**What this task involves**:
Emit the data below verbatim, stripping out any pictures.

**** Available records ****

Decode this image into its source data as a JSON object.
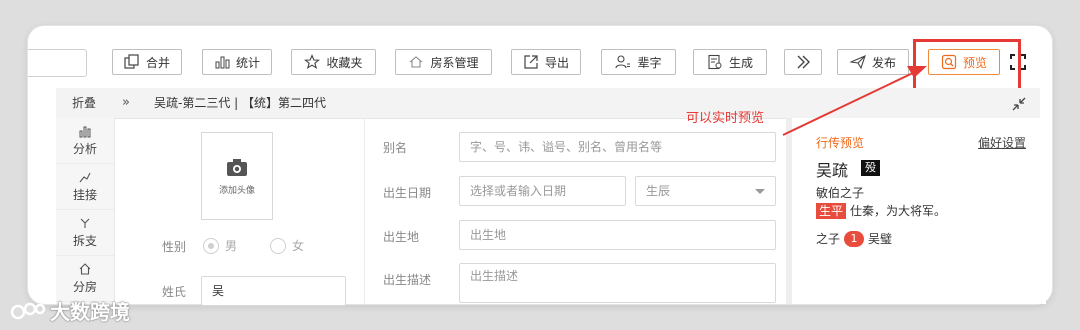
{
  "toolbar": {
    "buttons": [
      {
        "label": "合并",
        "icon": "merge-icon"
      },
      {
        "label": "统计",
        "icon": "bar-chart-icon"
      },
      {
        "label": "收藏夹",
        "icon": "star-icon"
      },
      {
        "label": "房系管理",
        "icon": "house-icon"
      },
      {
        "label": "导出",
        "icon": "export-icon"
      },
      {
        "label": "辈字",
        "icon": "user-icon"
      },
      {
        "label": "生成",
        "icon": "document-icon"
      },
      {
        "label": "",
        "icon": "double-chevron-right-icon"
      },
      {
        "label": "发布",
        "icon": "send-icon"
      },
      {
        "label": "预览",
        "icon": "preview-icon"
      }
    ],
    "expand_icon": "fullscreen-icon"
  },
  "bar": {
    "fold_label": "折叠",
    "breadcrumb": "吴疏-第二三代 | 【统】第二四代"
  },
  "sidebar": {
    "items": [
      {
        "label": "分析",
        "icon": "analysis-icon"
      },
      {
        "label": "挂接",
        "icon": "link-icon"
      },
      {
        "label": "拆支",
        "icon": "split-icon"
      },
      {
        "label": "分房",
        "icon": "house-icon"
      }
    ]
  },
  "form": {
    "avatar_label": "添加头像",
    "gender_label": "性别",
    "gender_options": [
      "男",
      "女"
    ],
    "surname_label": "姓氏",
    "surname_value": "吴",
    "alias_label": "别名",
    "alias_placeholder": "字、号、讳、谥号、别名、曾用名等",
    "birth_date_label": "出生日期",
    "birth_date_placeholder": "选择或者输入日期",
    "birth_hour_value": "生辰",
    "birth_place_label": "出生地",
    "birth_place_placeholder": "出生地",
    "birth_desc_label": "出生描述",
    "birth_desc_placeholder": "出生描述"
  },
  "preview_panel": {
    "title": "行传预览",
    "settings_link": "偏好设置",
    "name": "吴疏",
    "badge": "殁",
    "line1": "敏伯之子",
    "tag": "生平",
    "line2": "仕秦，为大将军。",
    "children_label": "之子",
    "children_count": "1",
    "child_name": "吴璧"
  },
  "annotation": "可以实时预览",
  "watermark": "大数跨境",
  "colors": {
    "accent": "#ef6a1a",
    "annotation": "#e53935",
    "tag": "#e74c3c"
  }
}
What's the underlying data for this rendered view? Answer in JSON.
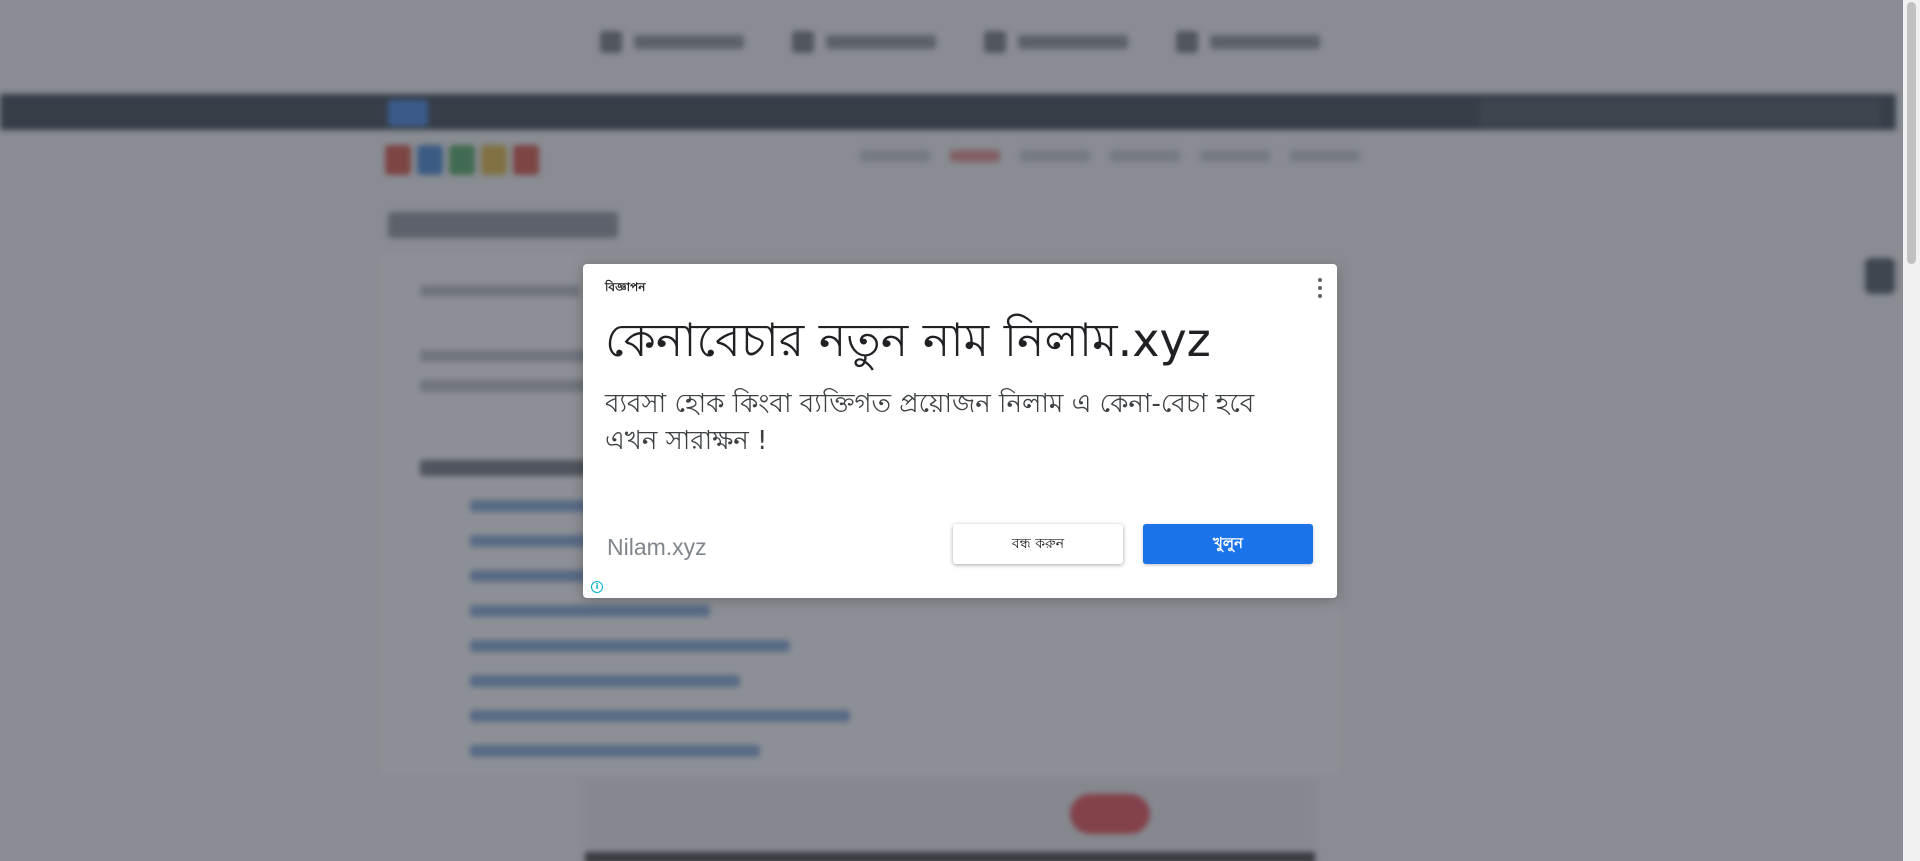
{
  "ad": {
    "label": "বিজ্ঞাপন",
    "headline": "কেনাবেচার নতুন নাম নিলাম.xyz",
    "body": "ব্যবসা হোক কিংবা ব্যক্তিগত প্রয়োজন নিলাম এ কেনা-বেচা হবে এখন সারাক্ষন !",
    "domain": "Nilam.xyz",
    "close_label": "বন্ধ করুন",
    "open_label": "খুলুন",
    "info_glyph": "i",
    "menu_icon": "more-vert-icon",
    "colors": {
      "open_button": "#1a73e8",
      "info_icon": "#00aecd"
    }
  }
}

****

**Reply**:
Decode this image into its source data as a JSON object.
{
  "toolbar": {
    "buttons": [
      {
        "label": "合并",
        "icon": "merge-icon"
      },
      {
        "label": "统计",
        "icon": "bar-chart-icon"
      },
      {
        "label": "收藏夹",
        "icon": "star-icon"
      },
      {
        "label": "房系管理",
        "icon": "house-icon"
      },
      {
        "label": "导出",
        "icon": "export-icon"
      },
      {
        "label": "辈字",
        "icon": "user-icon"
      },
      {
        "label": "生成",
        "icon": "document-icon"
      },
      {
        "label": "",
        "icon": "double-chevron-right-icon"
      },
      {
        "label": "发布",
        "icon": "send-icon"
      },
      {
        "label": "预览",
        "icon": "preview-icon"
      }
    ],
    "expand_icon": "fullscreen-icon"
  },
  "bar": {
    "fold_label": "折叠",
    "breadcrumb": "吴疏-第二三代 | 【统】第二四代"
  },
  "sidebar": {
    "items": [
      {
        "label": "分析",
        "icon": "analysis-icon"
      },
      {
        "label": "挂接",
        "icon": "link-icon"
      },
      {
        "label": "拆支",
        "icon": "split-icon"
      },
      {
        "label": "分房",
        "icon": "house-icon"
      }
    ]
  },
  "form": {
    "avatar_label": "添加头像",
    "gender_label": "性别",
    "gender_options": [
      "男",
      "女"
    ],
    "surname_label": "姓氏",
    "surname_value": "吴",
    "alias_label": "别名",
    "alias_placeholder": "字、号、讳、谥号、别名、曾用名等",
    "birth_date_label": "出生日期",
    "birth_date_placeholder": "选择或者输入日期",
    "birth_hour_value": "生辰",
    "birth_place_label": "出生地",
    "birth_place_placeholder": "出生地",
    "birth_desc_label": "出生描述",
    "birth_desc_placeholder": "出生描述"
  },
  "preview_panel": {
    "title": "行传预览",
    "settings_link": "偏好设置",
    "name": "吴疏",
    "badge": "殁",
    "line1": "敏伯之子",
    "tag": "生平",
    "line2": "仕秦，为大将军。",
    "children_label": "之子",
    "children_count": "1",
    "child_name": "吴璧"
  },
  "annotation": "可以实时预览",
  "watermark": "大数跨境",
  "colors": {
    "accent": "#ef6a1a",
    "annotation": "#e53935",
    "tag": "#e74c3c"
  }
}
What's the underlying data for this rendered view? Answer in JSON.
{
  "ad": {
    "label": "বিজ্ঞাপন",
    "headline": "কেনাবেচার নতুন নাম নিলাম.xyz",
    "body": "ব্যবসা হোক কিংবা ব্যক্তিগত প্রয়োজন নিলাম এ কেনা-বেচা হবে এখন সারাক্ষন !",
    "domain": "Nilam.xyz",
    "close_label": "বন্ধ করুন",
    "open_label": "খুলুন",
    "info_glyph": "i",
    "menu_icon": "more-vert-icon",
    "colors": {
      "open_button": "#1a73e8",
      "info_icon": "#00aecd"
    }
  }
}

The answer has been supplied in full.